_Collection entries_

──────

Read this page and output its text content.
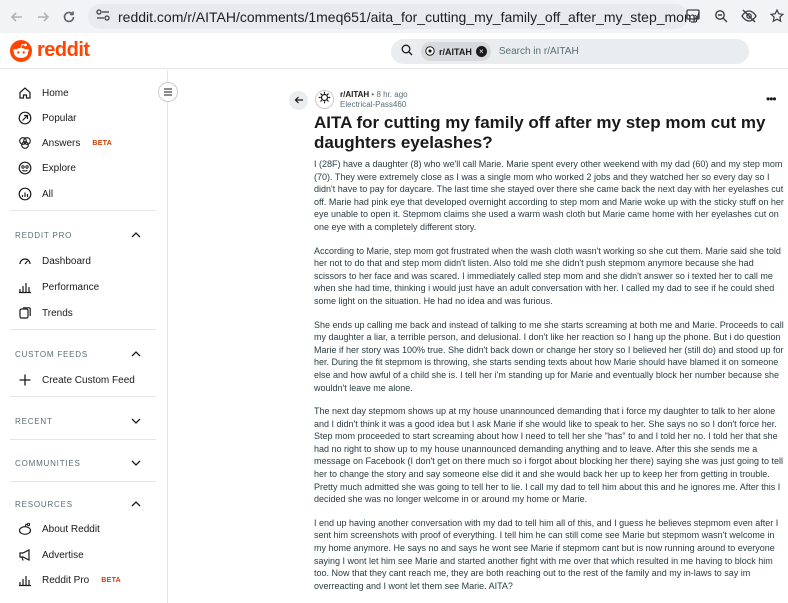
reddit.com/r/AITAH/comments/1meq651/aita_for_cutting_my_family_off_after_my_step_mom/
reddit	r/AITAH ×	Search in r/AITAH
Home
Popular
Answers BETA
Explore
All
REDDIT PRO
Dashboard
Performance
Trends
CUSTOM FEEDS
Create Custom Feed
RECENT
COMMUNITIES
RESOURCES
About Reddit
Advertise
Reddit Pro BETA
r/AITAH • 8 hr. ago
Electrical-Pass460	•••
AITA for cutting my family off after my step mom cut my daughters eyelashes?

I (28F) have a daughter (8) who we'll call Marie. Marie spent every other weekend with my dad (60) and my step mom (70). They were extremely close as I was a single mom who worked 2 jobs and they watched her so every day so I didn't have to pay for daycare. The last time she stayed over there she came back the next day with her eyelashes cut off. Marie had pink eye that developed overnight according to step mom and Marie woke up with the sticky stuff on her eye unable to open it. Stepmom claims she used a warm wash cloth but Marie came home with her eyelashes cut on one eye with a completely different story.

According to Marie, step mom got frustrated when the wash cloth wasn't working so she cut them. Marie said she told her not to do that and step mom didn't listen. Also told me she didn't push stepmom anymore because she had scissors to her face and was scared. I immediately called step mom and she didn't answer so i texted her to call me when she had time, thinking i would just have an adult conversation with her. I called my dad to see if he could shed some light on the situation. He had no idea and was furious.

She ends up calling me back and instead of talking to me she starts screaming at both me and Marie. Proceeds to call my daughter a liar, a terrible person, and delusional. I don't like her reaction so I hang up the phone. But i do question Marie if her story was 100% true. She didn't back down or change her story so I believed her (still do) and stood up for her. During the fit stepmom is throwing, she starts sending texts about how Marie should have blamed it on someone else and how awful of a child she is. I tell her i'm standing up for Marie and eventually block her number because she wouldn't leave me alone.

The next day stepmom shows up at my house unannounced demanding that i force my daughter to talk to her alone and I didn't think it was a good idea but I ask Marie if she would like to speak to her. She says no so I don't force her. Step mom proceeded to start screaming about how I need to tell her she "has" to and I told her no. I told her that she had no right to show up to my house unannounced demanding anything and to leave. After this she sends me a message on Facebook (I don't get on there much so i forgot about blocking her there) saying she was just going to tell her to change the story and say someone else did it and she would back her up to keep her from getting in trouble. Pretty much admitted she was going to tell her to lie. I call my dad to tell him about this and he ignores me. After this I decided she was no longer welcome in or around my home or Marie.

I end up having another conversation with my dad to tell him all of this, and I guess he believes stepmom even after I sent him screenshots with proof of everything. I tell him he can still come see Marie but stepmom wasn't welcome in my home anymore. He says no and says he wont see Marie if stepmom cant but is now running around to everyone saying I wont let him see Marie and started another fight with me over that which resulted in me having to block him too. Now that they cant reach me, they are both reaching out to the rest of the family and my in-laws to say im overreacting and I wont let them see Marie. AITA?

──────

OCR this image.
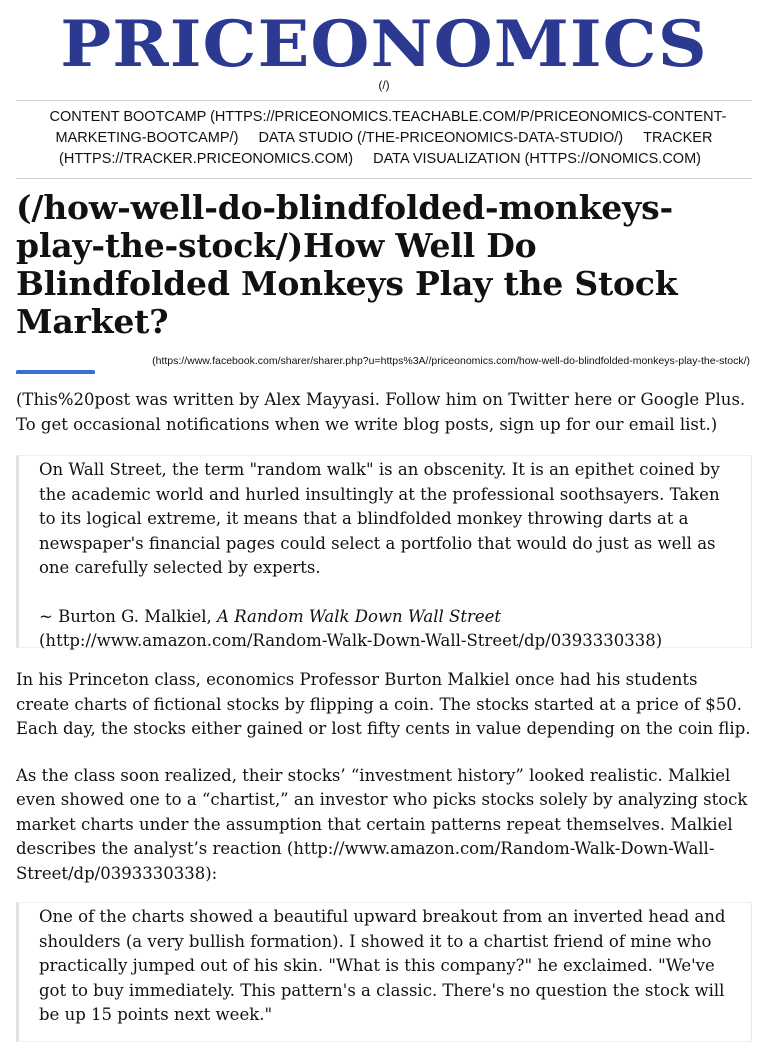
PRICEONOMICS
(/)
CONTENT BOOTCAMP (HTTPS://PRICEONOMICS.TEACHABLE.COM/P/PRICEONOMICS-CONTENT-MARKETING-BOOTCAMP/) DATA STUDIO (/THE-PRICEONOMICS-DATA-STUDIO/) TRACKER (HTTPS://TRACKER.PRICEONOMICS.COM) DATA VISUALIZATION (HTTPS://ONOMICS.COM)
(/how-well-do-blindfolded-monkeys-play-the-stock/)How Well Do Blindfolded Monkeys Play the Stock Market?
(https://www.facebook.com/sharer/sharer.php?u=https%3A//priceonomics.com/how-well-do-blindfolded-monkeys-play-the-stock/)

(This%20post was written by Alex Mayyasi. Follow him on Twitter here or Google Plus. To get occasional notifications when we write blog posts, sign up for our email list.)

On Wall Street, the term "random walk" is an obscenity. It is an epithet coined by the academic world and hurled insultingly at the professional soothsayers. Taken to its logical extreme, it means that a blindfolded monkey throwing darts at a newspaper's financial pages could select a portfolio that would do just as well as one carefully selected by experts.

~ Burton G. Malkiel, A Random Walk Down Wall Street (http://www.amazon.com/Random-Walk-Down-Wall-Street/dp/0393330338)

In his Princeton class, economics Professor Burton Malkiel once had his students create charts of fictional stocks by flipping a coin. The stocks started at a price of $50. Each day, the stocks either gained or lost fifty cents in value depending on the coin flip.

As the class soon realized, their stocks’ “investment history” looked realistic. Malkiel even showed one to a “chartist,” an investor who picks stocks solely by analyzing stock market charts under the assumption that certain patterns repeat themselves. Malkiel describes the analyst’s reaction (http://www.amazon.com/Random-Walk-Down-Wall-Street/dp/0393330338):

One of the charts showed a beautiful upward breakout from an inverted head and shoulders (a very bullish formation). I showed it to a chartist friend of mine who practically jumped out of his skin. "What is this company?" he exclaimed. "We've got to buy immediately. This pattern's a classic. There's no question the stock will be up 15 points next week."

──────

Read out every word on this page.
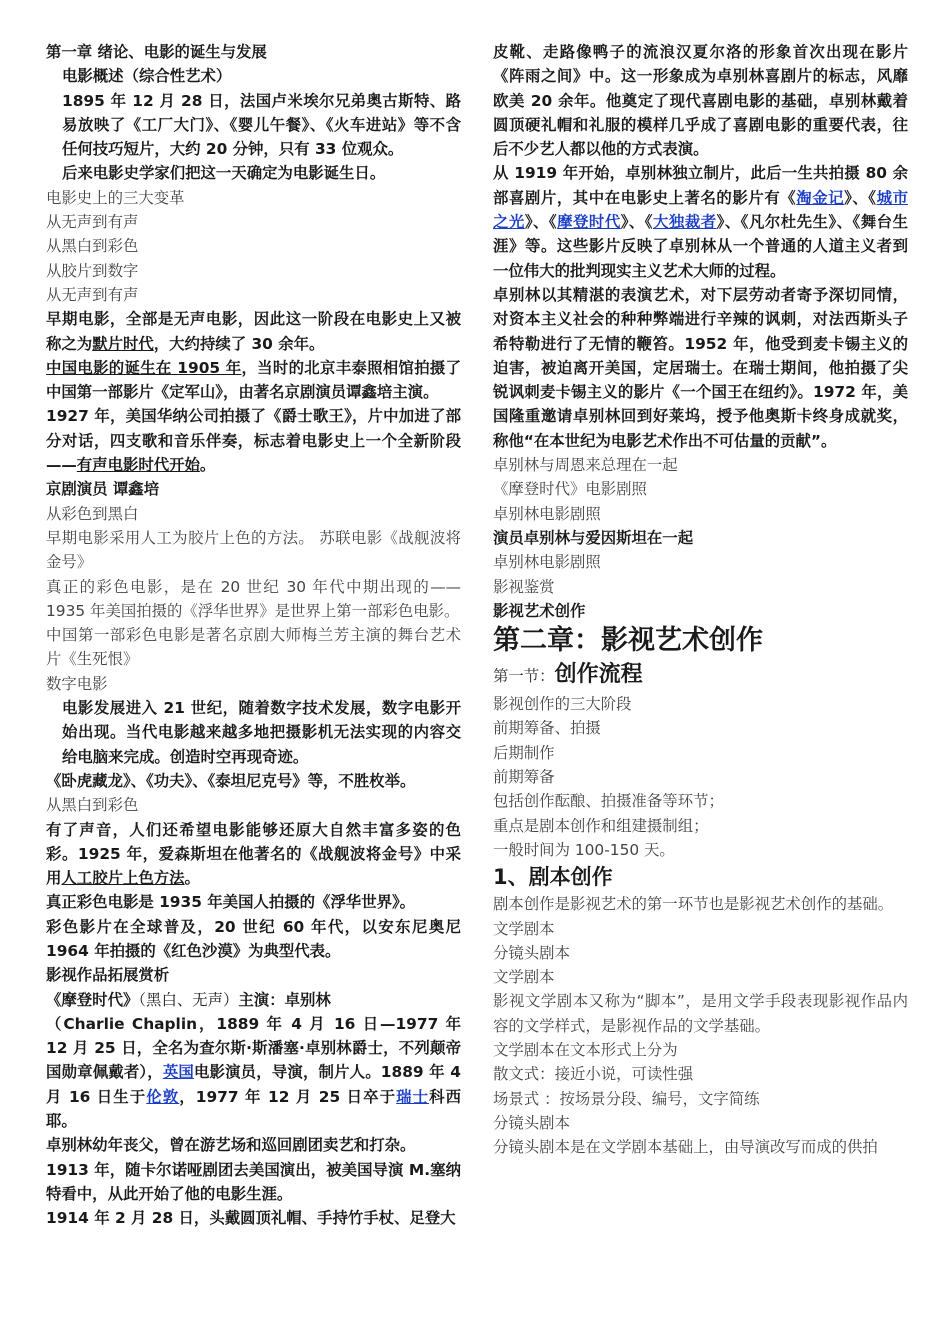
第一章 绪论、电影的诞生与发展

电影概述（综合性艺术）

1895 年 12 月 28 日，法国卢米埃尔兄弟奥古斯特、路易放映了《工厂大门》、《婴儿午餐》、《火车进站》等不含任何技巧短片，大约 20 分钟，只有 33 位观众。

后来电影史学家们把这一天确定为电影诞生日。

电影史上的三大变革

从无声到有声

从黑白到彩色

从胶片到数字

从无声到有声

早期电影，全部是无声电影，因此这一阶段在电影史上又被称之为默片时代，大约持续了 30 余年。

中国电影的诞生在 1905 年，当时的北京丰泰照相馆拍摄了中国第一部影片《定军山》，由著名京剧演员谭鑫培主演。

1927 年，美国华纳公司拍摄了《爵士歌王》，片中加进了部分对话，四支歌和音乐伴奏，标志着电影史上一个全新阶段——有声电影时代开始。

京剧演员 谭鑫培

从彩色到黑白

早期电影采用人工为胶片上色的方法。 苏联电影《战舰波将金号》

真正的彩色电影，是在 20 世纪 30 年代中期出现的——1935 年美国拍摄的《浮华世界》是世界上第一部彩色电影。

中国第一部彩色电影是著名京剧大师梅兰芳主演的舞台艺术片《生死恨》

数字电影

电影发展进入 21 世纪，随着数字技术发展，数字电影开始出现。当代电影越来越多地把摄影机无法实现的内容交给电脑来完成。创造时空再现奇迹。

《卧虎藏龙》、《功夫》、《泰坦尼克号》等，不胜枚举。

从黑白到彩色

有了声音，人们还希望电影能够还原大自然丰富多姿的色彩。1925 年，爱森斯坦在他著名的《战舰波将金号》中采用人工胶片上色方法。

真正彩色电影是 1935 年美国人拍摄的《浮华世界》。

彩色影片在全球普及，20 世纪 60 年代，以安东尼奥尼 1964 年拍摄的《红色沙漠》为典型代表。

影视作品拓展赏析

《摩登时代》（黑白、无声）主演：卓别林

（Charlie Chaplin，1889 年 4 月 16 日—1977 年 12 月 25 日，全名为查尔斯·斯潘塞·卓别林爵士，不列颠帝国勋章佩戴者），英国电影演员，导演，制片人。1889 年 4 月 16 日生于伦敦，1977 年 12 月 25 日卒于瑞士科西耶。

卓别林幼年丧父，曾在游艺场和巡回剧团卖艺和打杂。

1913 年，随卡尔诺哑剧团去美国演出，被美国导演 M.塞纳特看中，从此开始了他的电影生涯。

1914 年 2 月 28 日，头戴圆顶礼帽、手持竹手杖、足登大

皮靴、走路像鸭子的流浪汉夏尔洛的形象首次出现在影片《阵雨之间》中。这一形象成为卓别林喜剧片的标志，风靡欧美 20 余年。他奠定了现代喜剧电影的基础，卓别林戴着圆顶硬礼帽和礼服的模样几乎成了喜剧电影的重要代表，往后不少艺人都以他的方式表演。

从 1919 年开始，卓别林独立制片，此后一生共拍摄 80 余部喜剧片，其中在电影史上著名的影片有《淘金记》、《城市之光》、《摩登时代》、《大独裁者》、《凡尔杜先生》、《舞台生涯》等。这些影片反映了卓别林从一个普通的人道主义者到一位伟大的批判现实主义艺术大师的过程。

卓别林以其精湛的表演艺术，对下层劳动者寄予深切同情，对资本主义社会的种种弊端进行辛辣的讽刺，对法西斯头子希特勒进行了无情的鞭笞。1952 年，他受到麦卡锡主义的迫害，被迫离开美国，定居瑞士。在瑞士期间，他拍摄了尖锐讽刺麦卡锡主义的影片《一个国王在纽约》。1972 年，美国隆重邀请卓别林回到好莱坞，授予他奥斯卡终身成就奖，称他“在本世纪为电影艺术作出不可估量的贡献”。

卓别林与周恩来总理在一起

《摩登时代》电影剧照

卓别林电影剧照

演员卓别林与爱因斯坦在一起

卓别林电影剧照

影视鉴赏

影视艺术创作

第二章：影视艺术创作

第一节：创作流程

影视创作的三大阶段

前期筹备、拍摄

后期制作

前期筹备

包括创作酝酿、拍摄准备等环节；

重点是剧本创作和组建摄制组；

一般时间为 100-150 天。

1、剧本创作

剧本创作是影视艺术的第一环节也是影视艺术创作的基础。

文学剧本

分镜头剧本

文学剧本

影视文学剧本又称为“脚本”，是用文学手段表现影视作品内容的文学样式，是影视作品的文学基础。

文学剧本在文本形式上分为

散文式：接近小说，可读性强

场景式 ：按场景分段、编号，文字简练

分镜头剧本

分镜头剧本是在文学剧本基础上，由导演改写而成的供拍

──────

_TASK TO CARRY OUT_
Copy every single line of the material above that holds "AITAH".

_WRITTEN RESPONSE_
reddit.com/r/AITAH/comments/1meq651/aita_for_cutting_my_family_off_after_my_step_mom/
reddit	r/AITAH ×	Search in r/AITAH
r/AITAH • 8 hr. ago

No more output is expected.